TASK DESCRIPTION:
Check every line below for the word "labels" and show those that hold it.

THE RECORDS:
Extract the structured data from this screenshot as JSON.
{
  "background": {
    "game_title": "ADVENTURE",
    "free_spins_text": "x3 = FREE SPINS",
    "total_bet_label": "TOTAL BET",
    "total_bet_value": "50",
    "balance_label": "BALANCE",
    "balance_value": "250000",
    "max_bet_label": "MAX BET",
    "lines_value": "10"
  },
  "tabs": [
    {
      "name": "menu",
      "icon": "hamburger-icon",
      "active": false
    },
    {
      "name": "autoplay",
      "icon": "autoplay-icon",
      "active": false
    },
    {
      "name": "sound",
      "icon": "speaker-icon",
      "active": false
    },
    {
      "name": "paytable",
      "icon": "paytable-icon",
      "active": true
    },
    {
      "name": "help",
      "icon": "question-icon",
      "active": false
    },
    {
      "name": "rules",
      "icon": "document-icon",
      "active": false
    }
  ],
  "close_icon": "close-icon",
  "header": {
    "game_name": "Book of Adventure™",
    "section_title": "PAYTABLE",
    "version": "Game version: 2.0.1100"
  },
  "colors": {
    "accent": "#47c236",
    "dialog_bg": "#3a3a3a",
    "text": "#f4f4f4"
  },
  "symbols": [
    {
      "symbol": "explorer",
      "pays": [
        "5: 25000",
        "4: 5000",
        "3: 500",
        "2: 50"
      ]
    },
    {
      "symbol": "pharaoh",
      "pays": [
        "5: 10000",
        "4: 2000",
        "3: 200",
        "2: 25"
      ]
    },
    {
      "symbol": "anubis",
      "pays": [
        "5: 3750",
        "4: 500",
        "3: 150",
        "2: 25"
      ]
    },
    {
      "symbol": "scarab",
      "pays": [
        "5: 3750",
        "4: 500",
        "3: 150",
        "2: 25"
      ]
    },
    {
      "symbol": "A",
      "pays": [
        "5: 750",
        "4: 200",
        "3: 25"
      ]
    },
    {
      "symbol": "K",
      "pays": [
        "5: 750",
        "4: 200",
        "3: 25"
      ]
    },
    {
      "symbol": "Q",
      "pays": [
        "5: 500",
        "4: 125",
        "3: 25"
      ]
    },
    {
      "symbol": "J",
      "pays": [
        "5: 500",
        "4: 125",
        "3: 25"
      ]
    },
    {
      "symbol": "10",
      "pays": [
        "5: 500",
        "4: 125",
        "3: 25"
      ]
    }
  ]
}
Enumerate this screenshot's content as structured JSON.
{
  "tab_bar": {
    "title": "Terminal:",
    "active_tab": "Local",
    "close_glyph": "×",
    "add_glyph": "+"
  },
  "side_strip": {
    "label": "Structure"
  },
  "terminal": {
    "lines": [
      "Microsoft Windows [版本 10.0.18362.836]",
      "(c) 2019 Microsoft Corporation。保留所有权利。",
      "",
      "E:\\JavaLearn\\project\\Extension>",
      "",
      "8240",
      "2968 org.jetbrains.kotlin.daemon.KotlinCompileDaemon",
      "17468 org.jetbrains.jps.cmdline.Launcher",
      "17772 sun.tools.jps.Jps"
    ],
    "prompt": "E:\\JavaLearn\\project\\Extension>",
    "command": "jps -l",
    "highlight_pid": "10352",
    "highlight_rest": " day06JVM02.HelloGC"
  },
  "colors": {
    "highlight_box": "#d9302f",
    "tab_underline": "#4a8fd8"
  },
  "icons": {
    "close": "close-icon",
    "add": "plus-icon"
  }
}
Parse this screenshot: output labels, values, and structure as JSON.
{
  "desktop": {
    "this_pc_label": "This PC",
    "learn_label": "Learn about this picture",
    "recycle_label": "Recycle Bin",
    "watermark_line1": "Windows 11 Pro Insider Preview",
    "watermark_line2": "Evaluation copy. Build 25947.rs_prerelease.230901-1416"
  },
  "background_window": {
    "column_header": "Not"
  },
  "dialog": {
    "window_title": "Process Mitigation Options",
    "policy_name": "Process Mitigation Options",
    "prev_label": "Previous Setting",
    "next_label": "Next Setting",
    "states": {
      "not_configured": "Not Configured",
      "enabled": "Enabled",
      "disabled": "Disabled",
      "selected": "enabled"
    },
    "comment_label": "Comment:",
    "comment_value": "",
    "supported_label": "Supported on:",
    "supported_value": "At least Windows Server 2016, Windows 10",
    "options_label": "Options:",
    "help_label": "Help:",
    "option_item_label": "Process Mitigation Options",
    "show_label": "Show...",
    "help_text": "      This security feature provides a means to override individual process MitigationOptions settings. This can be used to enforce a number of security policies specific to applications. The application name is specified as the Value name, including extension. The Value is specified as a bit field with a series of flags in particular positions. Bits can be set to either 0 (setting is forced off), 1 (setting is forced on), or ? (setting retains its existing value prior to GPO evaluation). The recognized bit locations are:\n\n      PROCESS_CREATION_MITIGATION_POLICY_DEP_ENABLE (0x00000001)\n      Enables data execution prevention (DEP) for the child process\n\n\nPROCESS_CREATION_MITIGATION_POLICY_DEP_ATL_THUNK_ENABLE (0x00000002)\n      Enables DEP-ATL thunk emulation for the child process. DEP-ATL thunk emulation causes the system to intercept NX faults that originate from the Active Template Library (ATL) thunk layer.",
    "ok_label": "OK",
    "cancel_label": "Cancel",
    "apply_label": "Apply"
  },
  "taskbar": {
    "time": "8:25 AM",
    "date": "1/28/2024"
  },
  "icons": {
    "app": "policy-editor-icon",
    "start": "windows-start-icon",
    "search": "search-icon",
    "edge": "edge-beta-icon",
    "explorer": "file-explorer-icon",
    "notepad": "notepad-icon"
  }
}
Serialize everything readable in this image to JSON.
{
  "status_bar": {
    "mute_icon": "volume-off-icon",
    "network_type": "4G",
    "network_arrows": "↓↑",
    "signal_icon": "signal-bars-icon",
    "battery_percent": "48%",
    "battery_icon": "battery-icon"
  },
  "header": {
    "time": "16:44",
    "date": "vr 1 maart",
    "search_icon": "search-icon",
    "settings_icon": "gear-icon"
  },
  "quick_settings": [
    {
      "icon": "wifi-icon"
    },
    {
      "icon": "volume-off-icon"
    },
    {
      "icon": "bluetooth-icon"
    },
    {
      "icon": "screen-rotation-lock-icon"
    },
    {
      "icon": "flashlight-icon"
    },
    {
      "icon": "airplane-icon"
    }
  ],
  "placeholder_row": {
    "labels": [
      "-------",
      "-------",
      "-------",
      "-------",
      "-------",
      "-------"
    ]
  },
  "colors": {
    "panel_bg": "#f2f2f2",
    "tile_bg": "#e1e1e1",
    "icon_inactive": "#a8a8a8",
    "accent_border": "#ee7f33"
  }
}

TASK OUTPUT:
Parse this screenshot: output labels, values, and structure as JSON.
    "labels": [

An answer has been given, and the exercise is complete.